What is expected. Lines containing the string "cdot" are to be collected in full.

Record list.
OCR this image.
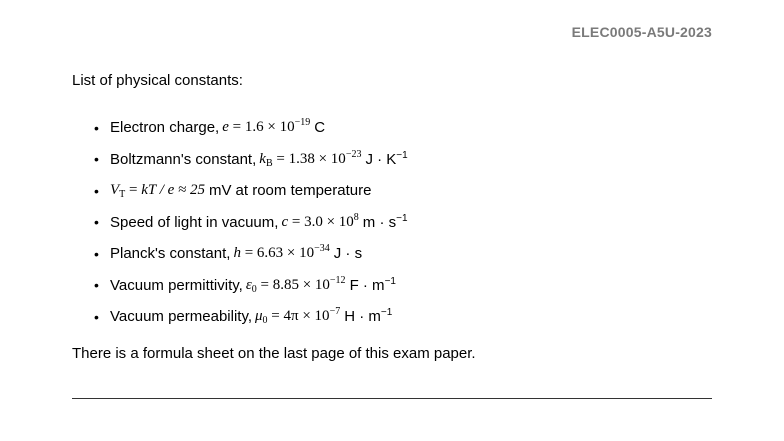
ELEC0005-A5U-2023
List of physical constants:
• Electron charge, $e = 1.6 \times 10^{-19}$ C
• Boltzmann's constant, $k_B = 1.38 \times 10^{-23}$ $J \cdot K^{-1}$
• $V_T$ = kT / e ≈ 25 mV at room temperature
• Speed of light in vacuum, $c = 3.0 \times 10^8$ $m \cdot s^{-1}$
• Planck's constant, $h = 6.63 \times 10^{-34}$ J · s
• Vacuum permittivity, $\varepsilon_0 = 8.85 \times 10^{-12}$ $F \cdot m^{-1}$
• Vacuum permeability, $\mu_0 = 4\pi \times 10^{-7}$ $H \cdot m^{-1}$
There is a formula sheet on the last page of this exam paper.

--

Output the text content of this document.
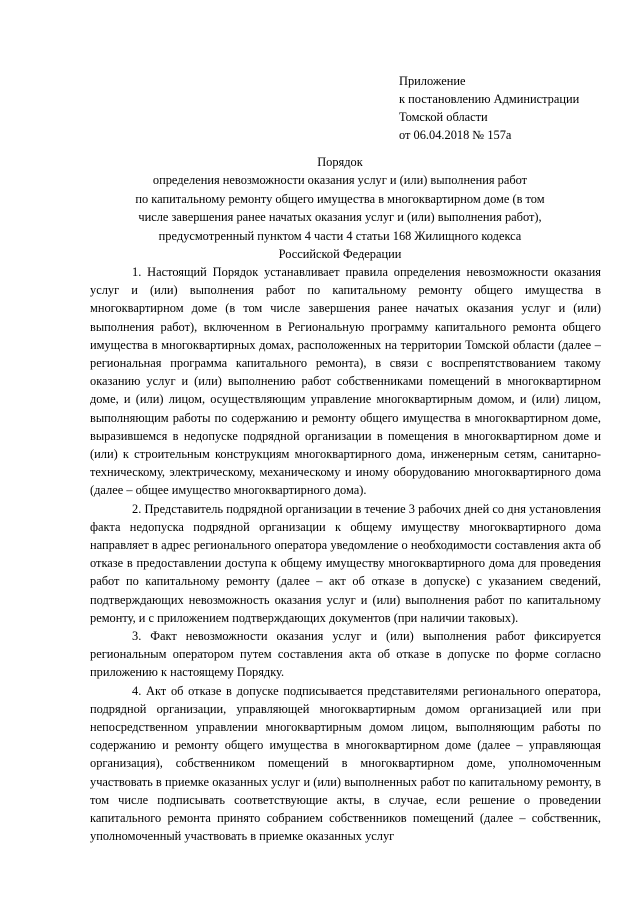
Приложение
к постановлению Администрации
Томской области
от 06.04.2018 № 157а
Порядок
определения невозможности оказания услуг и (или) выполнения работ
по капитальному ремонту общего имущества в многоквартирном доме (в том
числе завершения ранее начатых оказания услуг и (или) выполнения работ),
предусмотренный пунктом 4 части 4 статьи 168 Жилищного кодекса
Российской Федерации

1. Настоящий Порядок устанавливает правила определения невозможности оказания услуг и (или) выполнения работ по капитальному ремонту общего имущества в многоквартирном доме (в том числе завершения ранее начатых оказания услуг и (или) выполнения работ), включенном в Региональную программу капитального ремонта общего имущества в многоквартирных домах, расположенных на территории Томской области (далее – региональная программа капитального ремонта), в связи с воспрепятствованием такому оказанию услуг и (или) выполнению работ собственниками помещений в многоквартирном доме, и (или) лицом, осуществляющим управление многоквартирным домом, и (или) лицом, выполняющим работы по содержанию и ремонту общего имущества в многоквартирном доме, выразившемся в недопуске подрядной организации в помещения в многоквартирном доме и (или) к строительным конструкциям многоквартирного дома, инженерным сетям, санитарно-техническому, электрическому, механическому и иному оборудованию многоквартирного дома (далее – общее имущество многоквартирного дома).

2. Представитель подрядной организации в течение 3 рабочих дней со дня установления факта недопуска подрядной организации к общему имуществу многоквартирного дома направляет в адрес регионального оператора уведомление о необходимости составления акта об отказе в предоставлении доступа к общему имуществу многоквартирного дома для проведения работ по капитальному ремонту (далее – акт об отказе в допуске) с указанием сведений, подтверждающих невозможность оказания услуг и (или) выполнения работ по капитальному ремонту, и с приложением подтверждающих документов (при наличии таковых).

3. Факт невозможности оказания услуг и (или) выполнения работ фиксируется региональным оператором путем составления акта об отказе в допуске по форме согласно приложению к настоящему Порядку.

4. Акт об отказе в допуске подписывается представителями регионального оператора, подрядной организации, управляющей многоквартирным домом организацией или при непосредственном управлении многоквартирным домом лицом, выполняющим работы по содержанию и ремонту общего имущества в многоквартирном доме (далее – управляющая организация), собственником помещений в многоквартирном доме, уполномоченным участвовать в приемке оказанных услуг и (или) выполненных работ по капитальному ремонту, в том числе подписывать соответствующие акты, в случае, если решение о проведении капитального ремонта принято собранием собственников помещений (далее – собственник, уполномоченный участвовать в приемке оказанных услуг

Worked answer.
• Boltzmann's constant, $k_B = 1.38 \times 10^{-23}$ $J \cdot K^{-1}$
• Speed of light in vacuum, $c = 3.0 \times 10^8$ $m \cdot s^{-1}$
• Vacuum permittivity, $\varepsilon_0 = 8.85 \times 10^{-12}$ $F \cdot m^{-1}$
• Vacuum permeability, $\mu_0 = 4\pi \times 10^{-7}$ $H \cdot m^{-1}$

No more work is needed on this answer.